Extracted data entries:
──────────

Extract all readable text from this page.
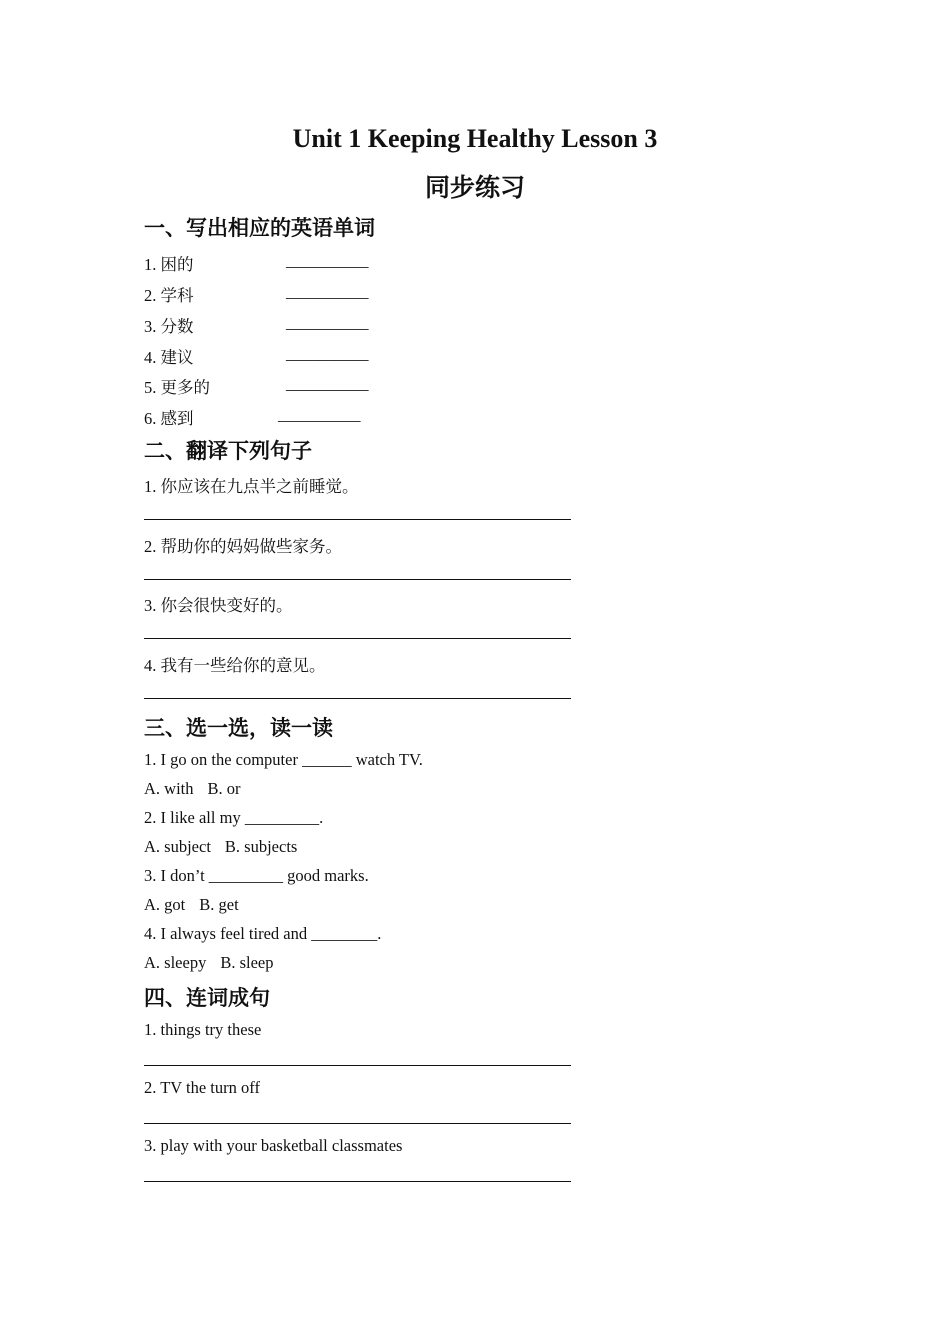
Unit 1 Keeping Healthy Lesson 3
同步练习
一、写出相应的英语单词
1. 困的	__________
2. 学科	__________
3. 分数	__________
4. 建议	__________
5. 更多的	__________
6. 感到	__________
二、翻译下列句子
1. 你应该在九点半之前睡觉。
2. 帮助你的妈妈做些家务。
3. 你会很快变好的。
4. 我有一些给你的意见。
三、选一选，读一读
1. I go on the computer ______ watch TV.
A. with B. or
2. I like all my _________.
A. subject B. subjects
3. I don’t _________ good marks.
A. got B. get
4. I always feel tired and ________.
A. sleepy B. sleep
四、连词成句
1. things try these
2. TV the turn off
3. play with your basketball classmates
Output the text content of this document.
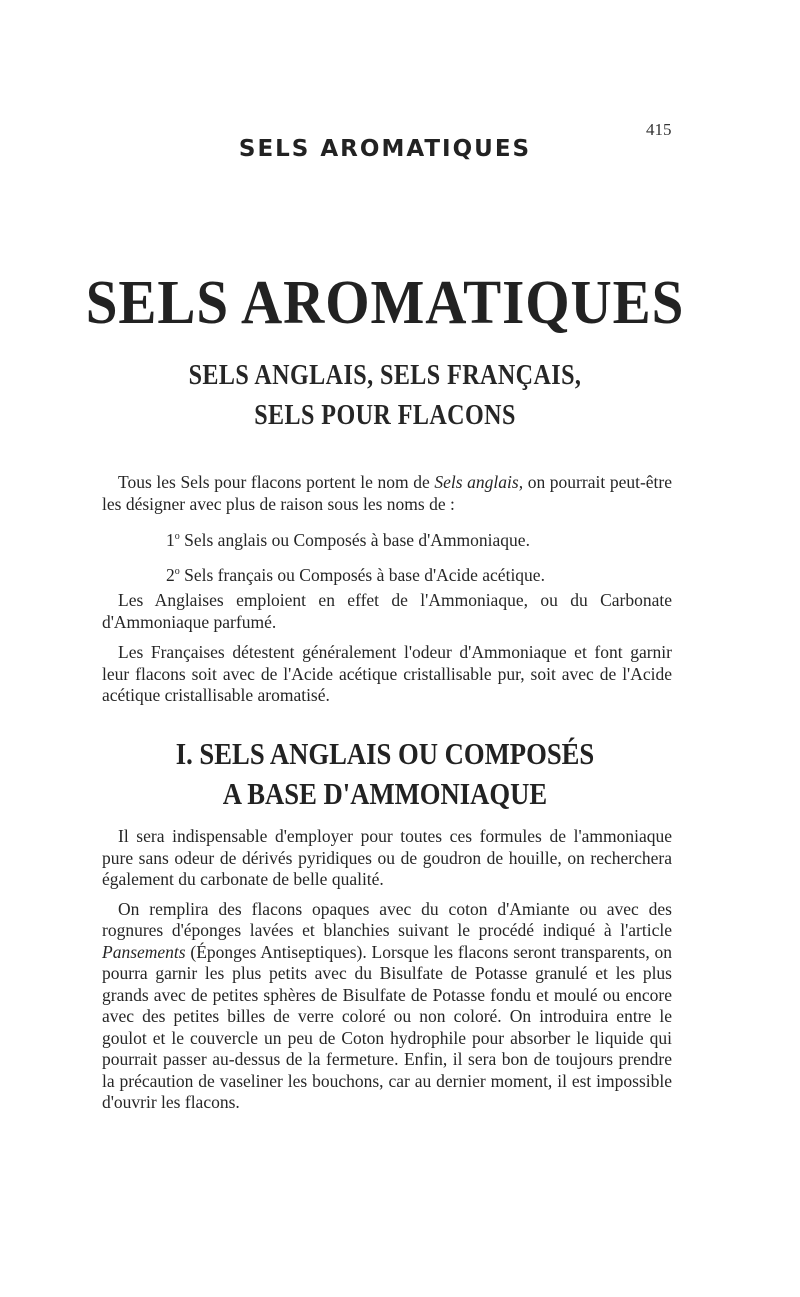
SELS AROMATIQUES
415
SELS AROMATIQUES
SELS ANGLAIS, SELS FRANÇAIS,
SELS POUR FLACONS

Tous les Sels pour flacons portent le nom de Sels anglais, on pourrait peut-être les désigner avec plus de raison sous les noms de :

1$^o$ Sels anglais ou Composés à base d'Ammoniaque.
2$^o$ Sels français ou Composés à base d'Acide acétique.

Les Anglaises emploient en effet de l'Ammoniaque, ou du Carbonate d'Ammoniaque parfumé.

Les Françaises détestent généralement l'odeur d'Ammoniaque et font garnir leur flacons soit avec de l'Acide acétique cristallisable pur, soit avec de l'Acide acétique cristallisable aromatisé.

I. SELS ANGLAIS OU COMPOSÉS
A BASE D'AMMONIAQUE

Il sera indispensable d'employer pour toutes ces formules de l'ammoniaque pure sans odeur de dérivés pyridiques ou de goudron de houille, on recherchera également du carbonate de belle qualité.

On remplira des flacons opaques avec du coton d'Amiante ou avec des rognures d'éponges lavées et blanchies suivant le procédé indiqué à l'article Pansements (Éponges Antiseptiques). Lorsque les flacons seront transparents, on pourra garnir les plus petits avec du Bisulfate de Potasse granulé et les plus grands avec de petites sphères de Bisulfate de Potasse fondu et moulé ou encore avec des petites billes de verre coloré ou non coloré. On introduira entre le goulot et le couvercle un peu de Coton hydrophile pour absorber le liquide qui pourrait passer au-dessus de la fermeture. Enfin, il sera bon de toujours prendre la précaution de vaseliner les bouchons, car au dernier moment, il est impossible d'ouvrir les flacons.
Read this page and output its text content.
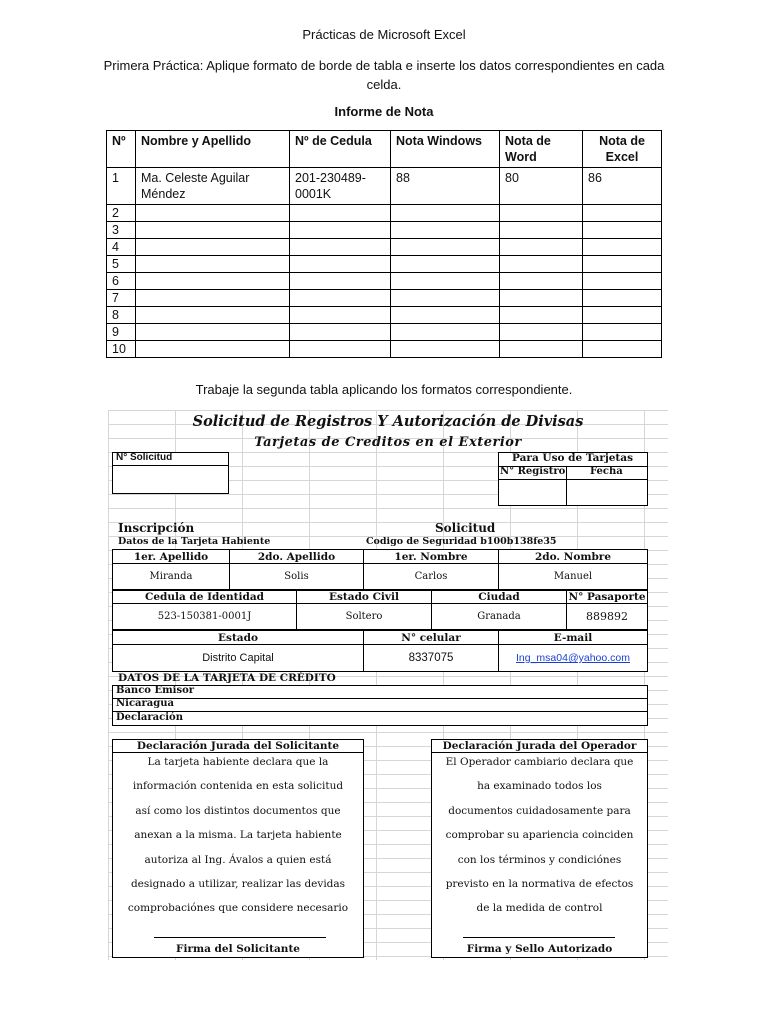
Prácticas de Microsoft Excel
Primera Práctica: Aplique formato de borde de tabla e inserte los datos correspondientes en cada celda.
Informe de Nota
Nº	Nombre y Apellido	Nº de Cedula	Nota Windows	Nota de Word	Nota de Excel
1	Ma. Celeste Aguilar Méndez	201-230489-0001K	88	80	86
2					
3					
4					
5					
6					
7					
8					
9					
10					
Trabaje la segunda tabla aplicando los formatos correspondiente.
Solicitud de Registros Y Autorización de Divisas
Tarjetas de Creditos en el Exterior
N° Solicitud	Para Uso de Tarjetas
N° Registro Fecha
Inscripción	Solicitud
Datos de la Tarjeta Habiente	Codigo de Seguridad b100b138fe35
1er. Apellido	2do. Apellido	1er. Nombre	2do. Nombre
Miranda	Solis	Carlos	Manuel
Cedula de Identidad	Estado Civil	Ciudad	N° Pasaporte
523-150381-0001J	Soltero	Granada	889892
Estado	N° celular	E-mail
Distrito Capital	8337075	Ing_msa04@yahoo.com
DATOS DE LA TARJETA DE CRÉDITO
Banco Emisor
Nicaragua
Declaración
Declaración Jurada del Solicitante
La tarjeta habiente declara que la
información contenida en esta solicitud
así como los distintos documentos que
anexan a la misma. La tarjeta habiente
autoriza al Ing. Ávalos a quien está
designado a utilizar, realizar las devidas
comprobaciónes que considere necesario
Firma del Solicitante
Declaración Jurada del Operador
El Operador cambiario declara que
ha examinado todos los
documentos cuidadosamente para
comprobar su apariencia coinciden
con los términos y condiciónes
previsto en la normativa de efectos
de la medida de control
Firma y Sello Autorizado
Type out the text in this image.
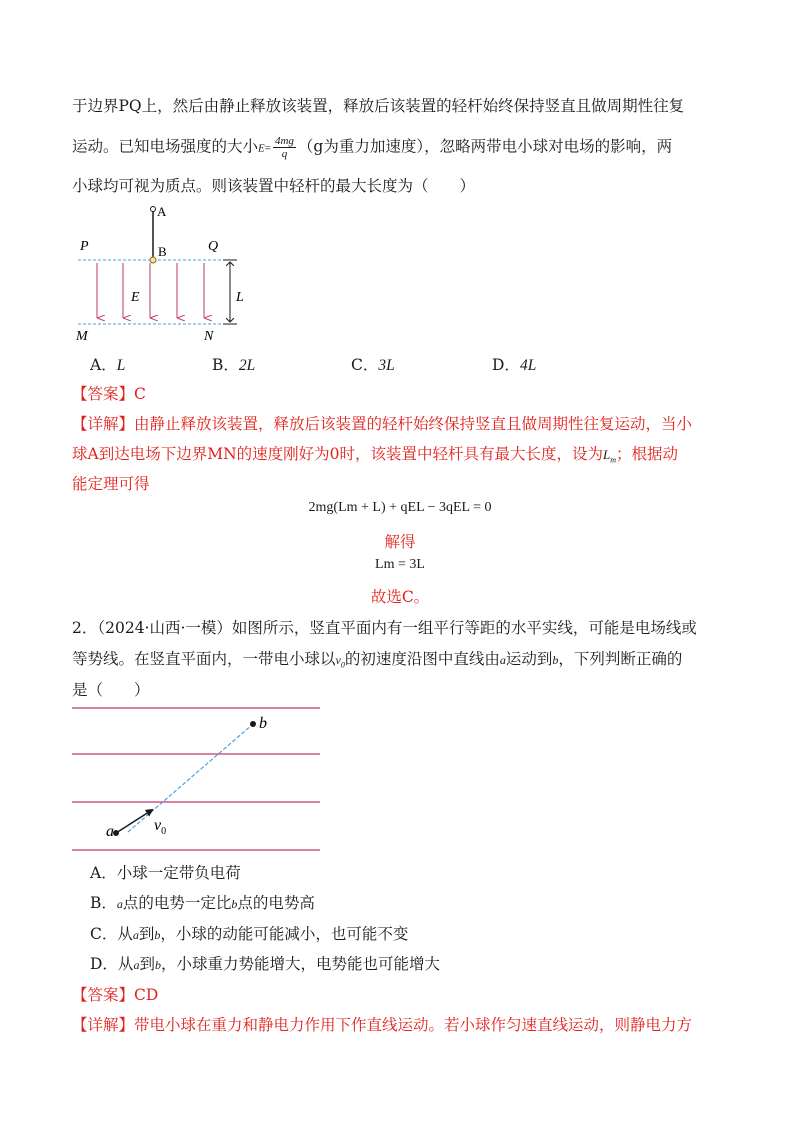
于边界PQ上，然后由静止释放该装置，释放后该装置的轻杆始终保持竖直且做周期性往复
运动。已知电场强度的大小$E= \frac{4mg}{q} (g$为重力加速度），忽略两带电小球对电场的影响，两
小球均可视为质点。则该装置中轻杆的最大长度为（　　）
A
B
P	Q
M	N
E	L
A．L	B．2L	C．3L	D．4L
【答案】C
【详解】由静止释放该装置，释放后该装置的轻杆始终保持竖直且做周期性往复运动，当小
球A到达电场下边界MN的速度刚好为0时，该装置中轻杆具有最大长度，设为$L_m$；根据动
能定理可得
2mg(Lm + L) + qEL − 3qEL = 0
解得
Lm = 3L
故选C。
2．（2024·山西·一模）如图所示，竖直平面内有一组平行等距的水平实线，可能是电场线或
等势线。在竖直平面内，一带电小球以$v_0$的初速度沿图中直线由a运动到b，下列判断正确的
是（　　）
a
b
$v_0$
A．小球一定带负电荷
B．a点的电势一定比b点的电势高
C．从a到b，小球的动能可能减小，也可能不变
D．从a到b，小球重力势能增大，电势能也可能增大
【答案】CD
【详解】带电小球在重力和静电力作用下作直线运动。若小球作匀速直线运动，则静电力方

──────────

— Problem —
Pictures stay out; retype only the lines from the line containing "Type out the text in this image." through the end of the listing, inclusive, exactly as they appear.

— Final result —
Type out the text in this image.
于边界PQ上，然后由静止释放该装置，释放后该装置的轻杆始终保持竖直且做周期性往复
运动。已知电场强度的大小$E= \frac{4mg}{q} (g$为重力加速度），忽略两带电小球对电场的影响，两
小球均可视为质点。则该装置中轻杆的最大长度为（　　）
A
B
P	Q
M	N
E	L
A．L	B．2L	C．3L	D．4L
【答案】C
【详解】由静止释放该装置，释放后该装置的轻杆始终保持竖直且做周期性往复运动，当小
球A到达电场下边界MN的速度刚好为0时，该装置中轻杆具有最大长度，设为$L_m$；根据动
能定理可得
2mg(Lm + L) + qEL − 3qEL = 0
解得
Lm = 3L
故选C。
2．（2024·山西·一模）如图所示，竖直平面内有一组平行等距的水平实线，可能是电场线或
等势线。在竖直平面内，一带电小球以$v_0$的初速度沿图中直线由a运动到b，下列判断正确的
是（　　）
a
b
$v_0$
A．小球一定带负电荷
B．a点的电势一定比b点的电势高
C．从a到b，小球的动能可能减小，也可能不变
D．从a到b，小球重力势能增大，电势能也可能增大
【答案】CD
【详解】带电小球在重力和静电力作用下作直线运动。若小球作匀速直线运动，则静电力方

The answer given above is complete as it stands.